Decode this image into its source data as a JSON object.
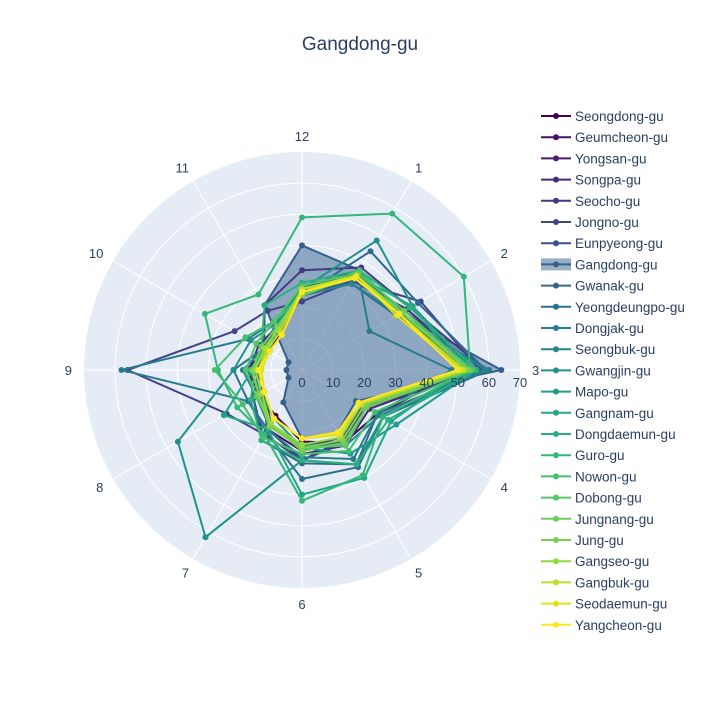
{
  "chart_data": {
    "type": "radar",
    "title": "Gangdong-gu",
    "angular_ticks": [
      "12",
      "1",
      "2",
      "3",
      "4",
      "5",
      "6",
      "7",
      "8",
      "9",
      "10",
      "11"
    ],
    "radial_range": [
      0,
      70
    ],
    "radial_ticks": [
      "0",
      "10",
      "20",
      "30",
      "40",
      "50",
      "60",
      "70"
    ],
    "highlight_series": "Gangdong-gu",
    "series": [
      {
        "name": "Seongdong-gu",
        "color": "#440154",
        "values": [
          26,
          37,
          37,
          52,
          28,
          27,
          23,
          17,
          16,
          17,
          12,
          14
        ]
      },
      {
        "name": "Geumcheon-gu",
        "color": "#470f62",
        "values": [
          24,
          32,
          36,
          56,
          24,
          26,
          26,
          22,
          15,
          15,
          12,
          14
        ]
      },
      {
        "name": "Yongsan-gu",
        "color": "#481d6f",
        "values": [
          24,
          32,
          35,
          54,
          23,
          25,
          25,
          20,
          14,
          18,
          13,
          14
        ]
      },
      {
        "name": "Songpa-gu",
        "color": "#472a7a",
        "values": [
          24,
          33,
          39,
          56,
          25,
          28,
          27,
          25,
          18,
          17,
          16,
          16
        ]
      },
      {
        "name": "Seocho-gu",
        "color": "#453781",
        "values": [
          32,
          38,
          40,
          59,
          23,
          27,
          29,
          22,
          15,
          15,
          14,
          24
        ]
      },
      {
        "name": "Jongno-gu",
        "color": "#414487",
        "values": [
          22,
          33,
          44,
          57,
          22,
          26,
          29,
          24,
          28,
          56,
          25,
          22
        ]
      },
      {
        "name": "Eunpyeong-gu",
        "color": "#3c4f8a",
        "values": [
          24,
          33,
          38,
          58,
          22,
          27,
          24,
          21,
          16,
          14,
          15,
          16
        ]
      },
      {
        "name": "Gangdong-gu",
        "color": "#355f8d",
        "values": [
          40,
          37,
          36,
          64,
          20,
          23,
          22,
          12,
          5,
          5,
          5,
          24
        ]
      },
      {
        "name": "Gwanak-gu",
        "color": "#31688e",
        "values": [
          24,
          44,
          43,
          59,
          28,
          35,
          30,
          26,
          18,
          14,
          12,
          16
        ]
      },
      {
        "name": "Yeongdeungpo-gu",
        "color": "#2d708e",
        "values": [
          26,
          32,
          35,
          60,
          30,
          36,
          35,
          23,
          20,
          22,
          14,
          16
        ]
      },
      {
        "name": "Dongjak-gu",
        "color": "#287c8e",
        "values": [
          26,
          36,
          25,
          48,
          28,
          33,
          28,
          22,
          20,
          58,
          20,
          18
        ]
      },
      {
        "name": "Seongbuk-gu",
        "color": "#25858e",
        "values": [
          24,
          32,
          36,
          59,
          29,
          28,
          24,
          21,
          17,
          19,
          14,
          17
        ]
      },
      {
        "name": "Gwangjin-gu",
        "color": "#21918c",
        "values": [
          26,
          48,
          41,
          55,
          30,
          35,
          29,
          62,
          46,
          22,
          19,
          17
        ]
      },
      {
        "name": "Mapo-gu",
        "color": "#1e9b8a",
        "values": [
          27,
          36,
          36,
          56,
          35,
          31,
          25,
          18,
          15,
          17,
          13,
          16
        ]
      },
      {
        "name": "Gangnam-gu",
        "color": "#22a785",
        "values": [
          25,
          35,
          41,
          52,
          33,
          40,
          40,
          22,
          29,
          16,
          12,
          16
        ]
      },
      {
        "name": "Dongdaemun-gu",
        "color": "#2ab07f",
        "values": [
          28,
          37,
          40,
          56,
          32,
          35,
          29,
          26,
          19,
          15,
          15,
          24
        ]
      },
      {
        "name": "Guro-gu",
        "color": "#35b779",
        "values": [
          49,
          58,
          60,
          54,
          30,
          39,
          42,
          24,
          24,
          27,
          36,
          28
        ]
      },
      {
        "name": "Nowon-gu",
        "color": "#44bf70",
        "values": [
          24,
          37,
          37,
          55,
          27,
          30,
          27,
          25,
          22,
          28,
          21,
          18
        ]
      },
      {
        "name": "Dobong-gu",
        "color": "#55c667",
        "values": [
          27,
          36,
          38,
          54,
          24,
          28,
          25,
          20,
          17,
          18,
          17,
          18
        ]
      },
      {
        "name": "Jungnang-gu",
        "color": "#6ccd5a",
        "values": [
          25,
          35,
          37,
          54,
          24,
          27,
          26,
          20,
          16,
          16,
          15,
          16
        ]
      },
      {
        "name": "Jung-gu",
        "color": "#7ad151",
        "values": [
          24,
          35,
          37,
          53,
          23,
          26,
          25,
          21,
          16,
          16,
          13,
          16
        ]
      },
      {
        "name": "Gangseo-gu",
        "color": "#95d840",
        "values": [
          26,
          34,
          36,
          52,
          22,
          25,
          24,
          20,
          15,
          15,
          14,
          15
        ]
      },
      {
        "name": "Gangbuk-gu",
        "color": "#bddf26",
        "values": [
          26,
          35,
          36,
          52,
          22,
          24,
          22,
          18,
          14,
          14,
          13,
          14
        ]
      },
      {
        "name": "Seodaemun-gu",
        "color": "#dfe318",
        "values": [
          25,
          35,
          35,
          51,
          21,
          24,
          22,
          18,
          14,
          13,
          12,
          13
        ]
      },
      {
        "name": "Yangcheon-gu",
        "color": "#fde725",
        "values": [
          25,
          34,
          36,
          50,
          21,
          23,
          22,
          18,
          14,
          14,
          12,
          13
        ]
      }
    ]
  }
}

□ □ □ □ □ □ □

#### Exercise task:
Where a line contains "Gangdong", copy that line.

#### Result for this exercise:
    "title": "Gangdong-gu",
    "highlight_series": "Gangdong-gu",
        "name": "Gangdong-gu",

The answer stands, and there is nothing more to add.